**Brief:**
Print all entries precisely as they are written.

**Data lines:**
* * * * * * *
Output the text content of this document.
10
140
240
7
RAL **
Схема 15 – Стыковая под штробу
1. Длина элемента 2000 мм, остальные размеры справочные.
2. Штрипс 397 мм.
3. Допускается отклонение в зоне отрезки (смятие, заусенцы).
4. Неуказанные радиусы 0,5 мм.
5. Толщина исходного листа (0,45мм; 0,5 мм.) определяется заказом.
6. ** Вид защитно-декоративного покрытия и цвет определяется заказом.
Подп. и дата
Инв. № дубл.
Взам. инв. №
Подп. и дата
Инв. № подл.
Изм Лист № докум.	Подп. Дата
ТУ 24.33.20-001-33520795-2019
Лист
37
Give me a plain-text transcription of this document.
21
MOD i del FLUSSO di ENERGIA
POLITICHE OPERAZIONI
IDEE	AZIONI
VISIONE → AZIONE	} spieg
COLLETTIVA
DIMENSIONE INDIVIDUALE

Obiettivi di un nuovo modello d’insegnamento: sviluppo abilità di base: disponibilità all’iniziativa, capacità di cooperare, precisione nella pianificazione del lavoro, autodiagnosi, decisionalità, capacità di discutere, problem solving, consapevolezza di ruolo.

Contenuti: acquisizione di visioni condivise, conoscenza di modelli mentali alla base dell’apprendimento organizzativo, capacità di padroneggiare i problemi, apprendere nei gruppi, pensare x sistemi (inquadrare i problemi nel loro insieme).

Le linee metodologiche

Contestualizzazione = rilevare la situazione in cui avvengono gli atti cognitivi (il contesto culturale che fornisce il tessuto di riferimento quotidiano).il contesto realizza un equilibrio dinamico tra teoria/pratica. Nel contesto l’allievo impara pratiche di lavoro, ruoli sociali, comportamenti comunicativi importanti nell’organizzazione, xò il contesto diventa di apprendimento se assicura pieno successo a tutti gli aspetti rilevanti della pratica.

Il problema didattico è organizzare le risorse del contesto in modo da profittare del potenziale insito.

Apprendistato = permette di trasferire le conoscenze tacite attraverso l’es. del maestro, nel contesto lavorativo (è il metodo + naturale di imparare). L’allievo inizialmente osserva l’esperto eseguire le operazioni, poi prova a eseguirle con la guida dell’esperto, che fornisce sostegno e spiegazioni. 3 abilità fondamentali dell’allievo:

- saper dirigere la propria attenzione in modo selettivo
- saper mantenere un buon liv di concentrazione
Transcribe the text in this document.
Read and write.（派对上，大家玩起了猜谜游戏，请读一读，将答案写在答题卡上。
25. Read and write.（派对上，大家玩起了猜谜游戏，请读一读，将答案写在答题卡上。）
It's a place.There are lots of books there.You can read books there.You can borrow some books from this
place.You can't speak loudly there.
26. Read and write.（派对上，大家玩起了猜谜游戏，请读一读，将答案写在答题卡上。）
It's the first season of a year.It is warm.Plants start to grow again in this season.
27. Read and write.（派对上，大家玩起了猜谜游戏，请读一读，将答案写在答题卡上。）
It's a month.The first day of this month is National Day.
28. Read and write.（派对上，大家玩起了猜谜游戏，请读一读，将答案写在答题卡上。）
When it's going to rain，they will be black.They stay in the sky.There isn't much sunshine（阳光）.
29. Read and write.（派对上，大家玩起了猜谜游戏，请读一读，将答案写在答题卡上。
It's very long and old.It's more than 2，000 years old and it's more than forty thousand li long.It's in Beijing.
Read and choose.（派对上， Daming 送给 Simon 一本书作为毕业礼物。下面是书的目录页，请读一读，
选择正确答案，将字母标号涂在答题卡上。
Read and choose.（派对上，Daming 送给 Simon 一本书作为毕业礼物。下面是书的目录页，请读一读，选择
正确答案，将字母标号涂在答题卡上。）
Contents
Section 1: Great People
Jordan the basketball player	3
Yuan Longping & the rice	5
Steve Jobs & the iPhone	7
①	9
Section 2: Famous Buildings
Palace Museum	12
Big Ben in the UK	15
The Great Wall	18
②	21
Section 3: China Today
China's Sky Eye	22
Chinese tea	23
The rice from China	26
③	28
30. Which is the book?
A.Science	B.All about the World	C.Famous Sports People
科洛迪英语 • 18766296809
* * * * * * *
**Final result:**
Output the text content of this document.
10
140
240
7
RAL **
Схема 15 – Стыковая под штробу
1. Длина элемента 2000 мм, остальные размеры справочные.
2. Штрипс 397 мм.
3. Допускается отклонение в зоне отрезки (смятие, заусенцы).
4. Неуказанные радиусы 0,5 мм.
5. Толщина исходного листа (0,45мм; 0,5 мм.) определяется заказом.
6. ** Вид защитно-декоративного покрытия и цвет определяется заказом.
Подп. и дата
Инв. № дубл.
Взам. инв. №
Подп. и дата
Инв. № подл.
Изм Лист № докум.	Подп. Дата
ТУ 24.33.20-001-33520795-2019
Лист
37
Give me a plain-text transcription of this document.
21
MOD i del FLUSSO di ENERGIA
POLITICHE OPERAZIONI
IDEE	AZIONI
VISIONE → AZIONE	} spieg
COLLETTIVA
DIMENSIONE INDIVIDUALE

Obiettivi di un nuovo modello d’insegnamento: sviluppo abilità di base: disponibilità all’iniziativa, capacità di cooperare, precisione nella pianificazione del lavoro, autodiagnosi, decisionalità, capacità di discutere, problem solving, consapevolezza di ruolo.

Contenuti: acquisizione di visioni condivise, conoscenza di modelli mentali alla base dell’apprendimento organizzativo, capacità di padroneggiare i problemi, apprendere nei gruppi, pensare x sistemi (inquadrare i problemi nel loro insieme).

Le linee metodologiche

Contestualizzazione = rilevare la situazione in cui avvengono gli atti cognitivi (il contesto culturale che fornisce il tessuto di riferimento quotidiano).il contesto realizza un equilibrio dinamico tra teoria/pratica. Nel contesto l’allievo impara pratiche di lavoro, ruoli sociali, comportamenti comunicativi importanti nell’organizzazione, xò il contesto diventa di apprendimento se assicura pieno successo a tutti gli aspetti rilevanti della pratica.

Il problema didattico è organizzare le risorse del contesto in modo da profittare del potenziale insito.

Apprendistato = permette di trasferire le conoscenze tacite attraverso l’es. del maestro, nel contesto lavorativo (è il metodo + naturale di imparare). L’allievo inizialmente osserva l’esperto eseguire le operazioni, poi prova a eseguirle con la guida dell’esperto, che fornisce sostegno e spiegazioni. 3 abilità fondamentali dell’allievo:

- saper dirigere la propria attenzione in modo selettivo
- saper mantenere un buon liv di concentrazione
Transcribe the text in this document.
Read and write.（派对上，大家玩起了猜谜游戏，请读一读，将答案写在答题卡上。
25. Read and write.（派对上，大家玩起了猜谜游戏，请读一读，将答案写在答题卡上。）
It's a place.There are lots of books there.You can read books there.You can borrow some books from this
place.You can't speak loudly there.
26. Read and write.（派对上，大家玩起了猜谜游戏，请读一读，将答案写在答题卡上。）
It's the first season of a year.It is warm.Plants start to grow again in this season.
27. Read and write.（派对上，大家玩起了猜谜游戏，请读一读，将答案写在答题卡上。）
It's a month.The first day of this month is National Day.
28. Read and write.（派对上，大家玩起了猜谜游戏，请读一读，将答案写在答题卡上。）
When it's going to rain，they will be black.They stay in the sky.There isn't much sunshine（阳光）.
29. Read and write.（派对上，大家玩起了猜谜游戏，请读一读，将答案写在答题卡上。
It's very long and old.It's more than 2，000 years old and it's more than forty thousand li long.It's in Beijing.
Read and choose.（派对上， Daming 送给 Simon 一本书作为毕业礼物。下面是书的目录页，请读一读，
选择正确答案，将字母标号涂在答题卡上。
Read and choose.（派对上，Daming 送给 Simon 一本书作为毕业礼物。下面是书的目录页，请读一读，选择
正确答案，将字母标号涂在答题卡上。）
Contents
Section 1: Great People
Jordan the basketball player	3
Yuan Longping & the rice	5
Steve Jobs & the iPhone	7
①	9
Section 2: Famous Buildings
Palace Museum	12
Big Ben in the UK	15
The Great Wall	18
②	21
Section 3: China Today
China's Sky Eye	22
Chinese tea	23
The rice from China	26
③	28
30. Which is the book?
A.Science	B.All about the World	C.Famous Sports People
科洛迪英语 • 18766296809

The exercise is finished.